Set problem
Exclude the pictures and retype the entries as written.

Records supplied
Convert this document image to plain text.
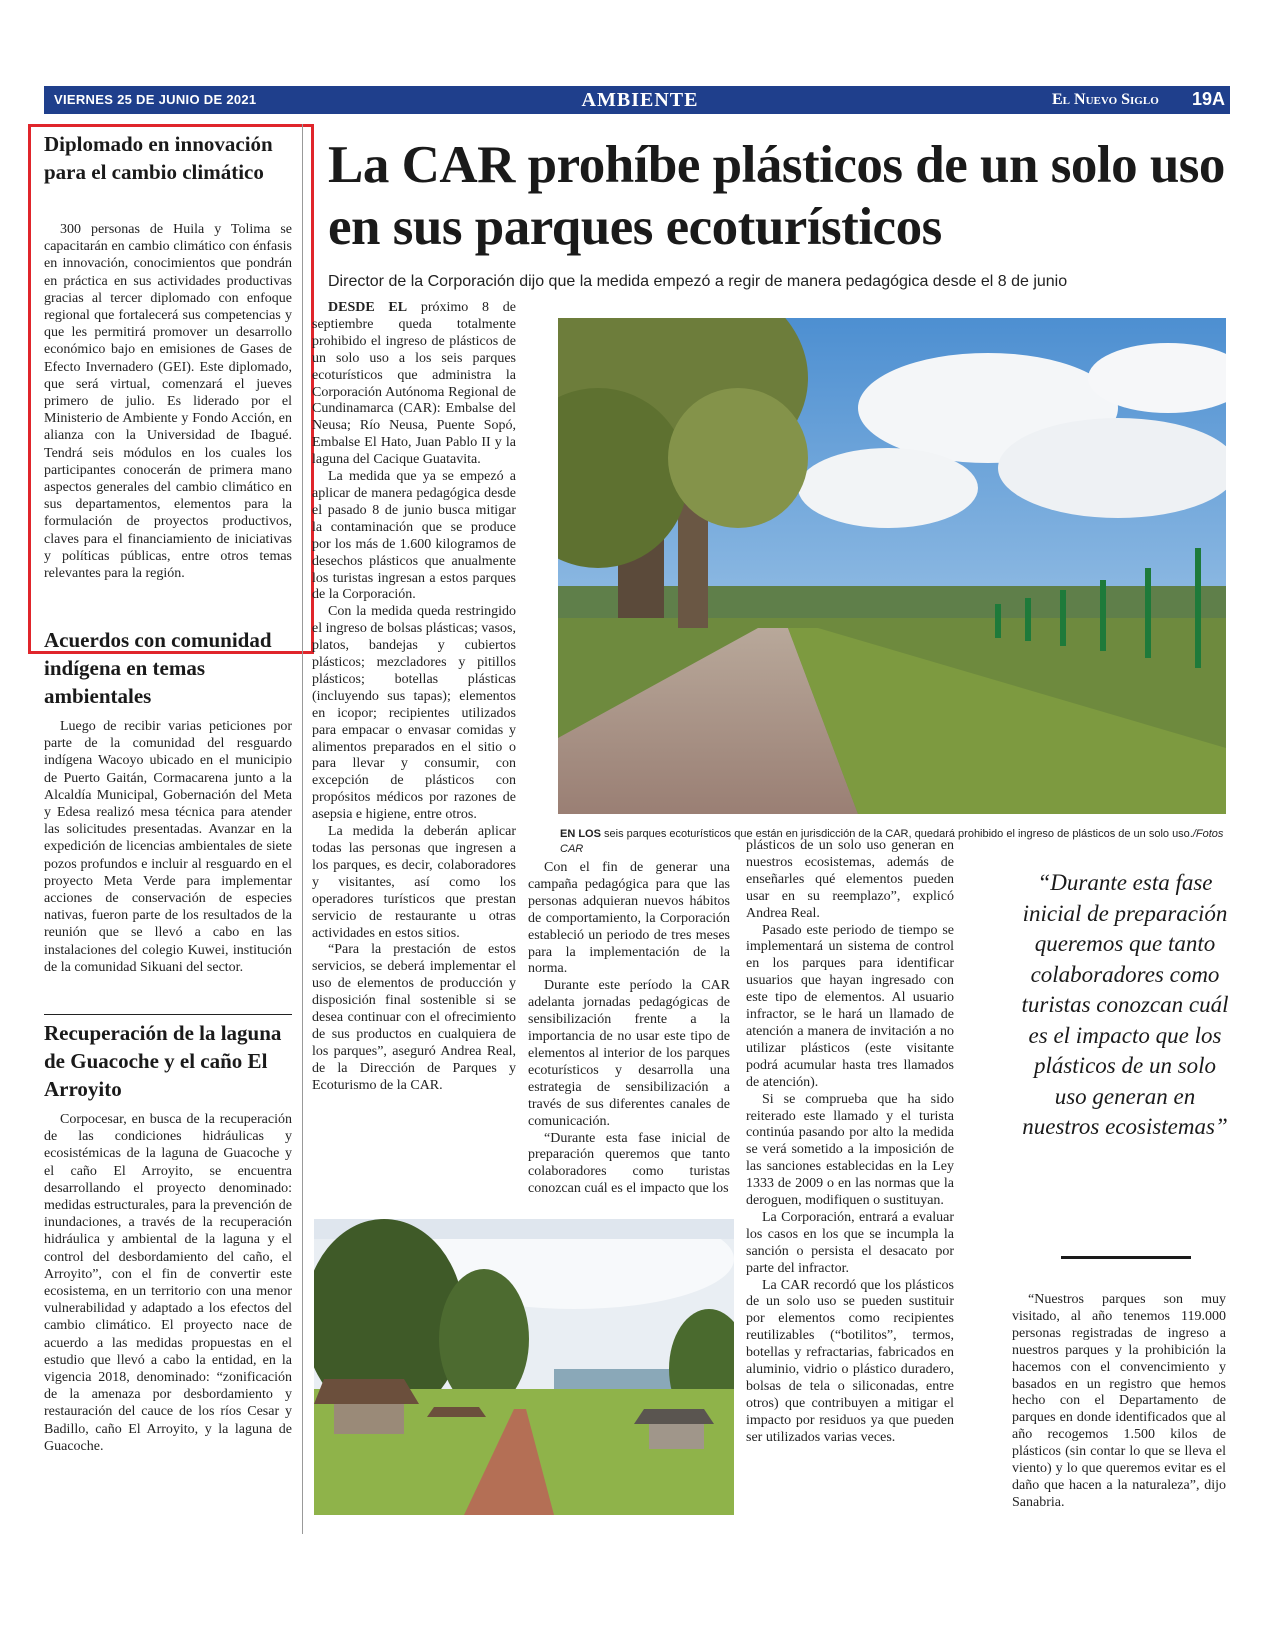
VIERNES 25 DE JUNIO DE 2021	AMBIENTE	El Nuevo Siglo 19A
Diplomado en innovación para el cambio climático
300 personas de Huila y Tolima se capacitarán en cambio climático con énfasis en innovación, conocimientos que pondrán en práctica en sus actividades productivas gracias al tercer diplomado con enfoque regional que fortalecerá sus competencias y que les permitirá promover un desarrollo económico bajo en emisiones de Gases de Efecto Invernadero (GEI). Este diplomado, que será virtual, comenzará el jueves primero de julio. Es liderado por el Ministerio de Ambiente y Fondo Acción, en alianza con la Universidad de Ibagué. Tendrá seis módulos en los cuales los participantes conocerán de primera mano aspectos generales del cambio climático en sus departamentos, elementos para la formulación de proyectos productivos, claves para el financiamiento de iniciativas y políticas públicas, entre otros temas relevantes para la región.
Acuerdos con comunidad indígena en temas ambientales
Luego de recibir varias peticiones por parte de la comunidad del resguardo indígena Wacoyo ubicado en el municipio de Puerto Gaitán, Cormacarena junto a la Alcaldía Municipal, Gobernación del Meta y Edesa realizó mesa técnica para atender las solicitudes presentadas. Avanzar en la expedición de licencias ambientales de siete pozos profundos e incluir al resguardo en el proyecto Meta Verde para implementar acciones de conservación de especies nativas, fueron parte de los resultados de la reunión que se llevó a cabo en las instalaciones del colegio Kuwei, institución de la comunidad Sikuani del sector.
Recuperación de la laguna de Guacoche y el caño El Arroyito
Corpocesar, en busca de la recuperación de las condiciones hidráulicas y ecosistémicas de la laguna de Guacoche y el caño El Arroyito, se encuentra desarrollando el proyecto denominado: medidas estructurales, para la prevención de inundaciones, a través de la recuperación hidráulica y ambiental de la laguna y el control del desbordamiento del caño, el Arroyito”, con el fin de convertir este ecosistema, en un territorio con una menor vulnerabilidad y adaptado a los efectos del cambio climático. El proyecto nace de acuerdo a las medidas propuestas en el estudio que llevó a cabo la entidad, en la vigencia 2018, denominado: “zonificación de la amenaza por desbordamiento y restauración del cauce de los ríos Cesar y Badillo, caño El Arroyito, y la laguna de Guacoche.
La CAR prohíbe plásticos de un solo uso en sus parques ecoturísticos
Director de la Corporación dijo que la medida empezó a regir de manera pedagógica desde el 8 de junio

DESDE EL próximo 8 de septiembre queda totalmente prohibido el ingreso de plásticos de un solo uso a los seis parques ecoturísticos que administra la Corporación Autónoma Regional de Cundinamarca (CAR): Embalse del Neusa; Río Neusa, Puente Sopó, Embalse El Hato, Juan Pablo II y la laguna del Cacique Guatavita.

La medida que ya se empezó a aplicar de manera pedagógica desde el pasado 8 de junio busca mitigar la contaminación que se produce por los más de 1.600 kilogramos de desechos plásticos que anualmente los turistas ingresan a estos parques de la Corporación.

Con la medida queda restringido el ingreso de bolsas plásticas; vasos, platos, bandejas y cubiertos plásticos; mezcladores y pitillos plásticos; botellas plásticas (incluyendo sus tapas); elementos en icopor; recipientes utilizados para empacar o envasar comidas y alimentos preparados en el sitio o para llevar y consumir, con excepción de plásticos con propósitos médicos por razones de asepsia e higiene, entre otros.

La medida la deberán aplicar todas las personas que ingresen a los parques, es decir, colaboradores y visitantes, así como los operadores turísticos que prestan servicio de restaurante u otras actividades en estos sitios.

“Para la prestación de estos servicios, se deberá implementar el uso de elementos de producción y disposición final sostenible si se desea continuar con el ofrecimiento de sus productos en cualquiera de los parques”, aseguró Andrea Real, de la Dirección de Parques y Ecoturismo de la CAR.

EN LOS seis parques ecoturísticos que están en jurisdicción de la CAR, quedará prohibido el ingreso de plásticos de un solo uso./Fotos CAR

Con el fin de generar una campaña pedagógica para que las personas adquieran nuevos hábitos de comportamiento, la Corporación estableció un periodo de tres meses para la implementación de la norma.

Durante este período la CAR adelanta jornadas pedagógicas de sensibilización frente a la importancia de no usar este tipo de elementos al interior de los parques ecoturísticos y desarrolla una estrategia de sensibilización a través de sus diferentes canales de comunicación.

“Durante esta fase inicial de preparación queremos que tanto colaboradores como turistas conozcan cuál es el impacto que los

plásticos de un solo uso generan en nuestros ecosistemas, además de enseñarles qué elementos pueden usar en su reemplazo”, explicó Andrea Real.

Pasado este periodo de tiempo se implementará un sistema de control en los parques para identificar usuarios que hayan ingresado con este tipo de elementos. Al usuario infractor, se le hará un llamado de atención a manera de invitación a no utilizar plásticos (este visitante podrá acumular hasta tres llamados de atención).

Si se comprueba que ha sido reiterado este llamado y el turista continúa pasando por alto la medida se verá sometido a la imposición de las sanciones establecidas en la Ley 1333 de 2009 o en las normas que la deroguen, modifiquen o sustituyan.

La Corporación, entrará a evaluar los casos en los que se incumpla la sanción o persista el desacato por parte del infractor.

La CAR recordó que los plásticos de un solo uso se pueden sustituir por elementos como recipientes reutilizables (“botilitos”, termos, botellas y refractarias, fabricados en aluminio, vidrio o plástico duradero, bolsas de tela o siliconadas, entre otros) que contribuyen a mitigar el impacto por residuos ya que pueden ser utilizados varias veces.

“Durante esta fase inicial de preparación queremos que tanto colaboradores como turistas conozcan cuál es el impacto que los plásticos de un solo uso generan en nuestros ecosistemas”

“Nuestros parques son muy visitado, al año tenemos 119.000 personas registradas de ingreso a nuestros parques y la prohibición la hacemos con el convencimiento y basados en un registro que hemos hecho con el Departamento de parques en donde identificados que al año recogemos 1.500 kilos de plásticos (sin contar lo que se lleva el viento) y lo que queremos evitar es el daño que hacen a la naturaleza”, dijo Sanabria.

Output
Convert this document image to plain text.
VIERNES 25 DE JUNIO DE 2021	AMBIENTE	El Nuevo Siglo 19A
Diplomado en innovación para el cambio climático
300 personas de Huila y Tolima se capacitarán en cambio climático con énfasis en innovación, conocimientos que pondrán en práctica en sus actividades productivas gracias al tercer diplomado con enfoque regional que fortalecerá sus competencias y que les permitirá promover un desarrollo económico bajo en emisiones de Gases de Efecto Invernadero (GEI). Este diplomado, que será virtual, comenzará el jueves primero de julio. Es liderado por el Ministerio de Ambiente y Fondo Acción, en alianza con la Universidad de Ibagué. Tendrá seis módulos en los cuales los participantes conocerán de primera mano aspectos generales del cambio climático en sus departamentos, elementos para la formulación de proyectos productivos, claves para el financiamiento de iniciativas y políticas públicas, entre otros temas relevantes para la región.
Acuerdos con comunidad indígena en temas ambientales
Luego de recibir varias peticiones por parte de la comunidad del resguardo indígena Wacoyo ubicado en el municipio de Puerto Gaitán, Cormacarena junto a la Alcaldía Municipal, Gobernación del Meta y Edesa realizó mesa técnica para atender las solicitudes presentadas. Avanzar en la expedición de licencias ambientales de siete pozos profundos e incluir al resguardo en el proyecto Meta Verde para implementar acciones de conservación de especies nativas, fueron parte de los resultados de la reunión que se llevó a cabo en las instalaciones del colegio Kuwei, institución de la comunidad Sikuani del sector.
Recuperación de la laguna de Guacoche y el caño El Arroyito
Corpocesar, en busca de la recuperación de las condiciones hidráulicas y ecosistémicas de la laguna de Guacoche y el caño El Arroyito, se encuentra desarrollando el proyecto denominado: medidas estructurales, para la prevención de inundaciones, a través de la recuperación hidráulica y ambiental de la laguna y el control del desbordamiento del caño, el Arroyito”, con el fin de convertir este ecosistema, en un territorio con una menor vulnerabilidad y adaptado a los efectos del cambio climático. El proyecto nace de acuerdo a las medidas propuestas en el estudio que llevó a cabo la entidad, en la vigencia 2018, denominado: “zonificación de la amenaza por desbordamiento y restauración del cauce de los ríos Cesar y Badillo, caño El Arroyito, y la laguna de Guacoche.
La CAR prohíbe plásticos de un solo uso en sus parques ecoturísticos
Director de la Corporación dijo que la medida empezó a regir de manera pedagógica desde el 8 de junio

DESDE EL próximo 8 de septiembre queda totalmente prohibido el ingreso de plásticos de un solo uso a los seis parques ecoturísticos que administra la Corporación Autónoma Regional de Cundinamarca (CAR): Embalse del Neusa; Río Neusa, Puente Sopó, Embalse El Hato, Juan Pablo II y la laguna del Cacique Guatavita.

La medida que ya se empezó a aplicar de manera pedagógica desde el pasado 8 de junio busca mitigar la contaminación que se produce por los más de 1.600 kilogramos de desechos plásticos que anualmente los turistas ingresan a estos parques de la Corporación.

Con la medida queda restringido el ingreso de bolsas plásticas; vasos, platos, bandejas y cubiertos plásticos; mezcladores y pitillos plásticos; botellas plásticas (incluyendo sus tapas); elementos en icopor; recipientes utilizados para empacar o envasar comidas y alimentos preparados en el sitio o para llevar y consumir, con excepción de plásticos con propósitos médicos por razones de asepsia e higiene, entre otros.

La medida la deberán aplicar todas las personas que ingresen a los parques, es decir, colaboradores y visitantes, así como los operadores turísticos que prestan servicio de restaurante u otras actividades en estos sitios.

“Para la prestación de estos servicios, se deberá implementar el uso de elementos de producción y disposición final sostenible si se desea continuar con el ofrecimiento de sus productos en cualquiera de los parques”, aseguró Andrea Real, de la Dirección de Parques y Ecoturismo de la CAR.

EN LOS seis parques ecoturísticos que están en jurisdicción de la CAR, quedará prohibido el ingreso de plásticos de un solo uso./Fotos CAR

Con el fin de generar una campaña pedagógica para que las personas adquieran nuevos hábitos de comportamiento, la Corporación estableció un periodo de tres meses para la implementación de la norma.

Durante este período la CAR adelanta jornadas pedagógicas de sensibilización frente a la importancia de no usar este tipo de elementos al interior de los parques ecoturísticos y desarrolla una estrategia de sensibilización a través de sus diferentes canales de comunicación.

“Durante esta fase inicial de preparación queremos que tanto colaboradores como turistas conozcan cuál es el impacto que los

plásticos de un solo uso generan en nuestros ecosistemas, además de enseñarles qué elementos pueden usar en su reemplazo”, explicó Andrea Real.

Pasado este periodo de tiempo se implementará un sistema de control en los parques para identificar usuarios que hayan ingresado con este tipo de elementos. Al usuario infractor, se le hará un llamado de atención a manera de invitación a no utilizar plásticos (este visitante podrá acumular hasta tres llamados de atención).

Si se comprueba que ha sido reiterado este llamado y el turista continúa pasando por alto la medida se verá sometido a la imposición de las sanciones establecidas en la Ley 1333 de 2009 o en las normas que la deroguen, modifiquen o sustituyan.

La Corporación, entrará a evaluar los casos en los que se incumpla la sanción o persista el desacato por parte del infractor.

La CAR recordó que los plásticos de un solo uso se pueden sustituir por elementos como recipientes reutilizables (“botilitos”, termos, botellas y refractarias, fabricados en aluminio, vidrio o plástico duradero, bolsas de tela o siliconadas, entre otros) que contribuyen a mitigar el impacto por residuos ya que pueden ser utilizados varias veces.

“Durante esta fase inicial de preparación queremos que tanto colaboradores como turistas conozcan cuál es el impacto que los plásticos de un solo uso generan en nuestros ecosistemas”

“Nuestros parques son muy visitado, al año tenemos 119.000 personas registradas de ingreso a nuestros parques y la prohibición la hacemos con el convencimiento y basados en un registro que hemos hecho con el Departamento de parques en donde identificados que al año recogemos 1.500 kilos de plásticos (sin contar lo que se lleva el viento) y lo que queremos evitar es el daño que hacen a la naturaleza”, dijo Sanabria.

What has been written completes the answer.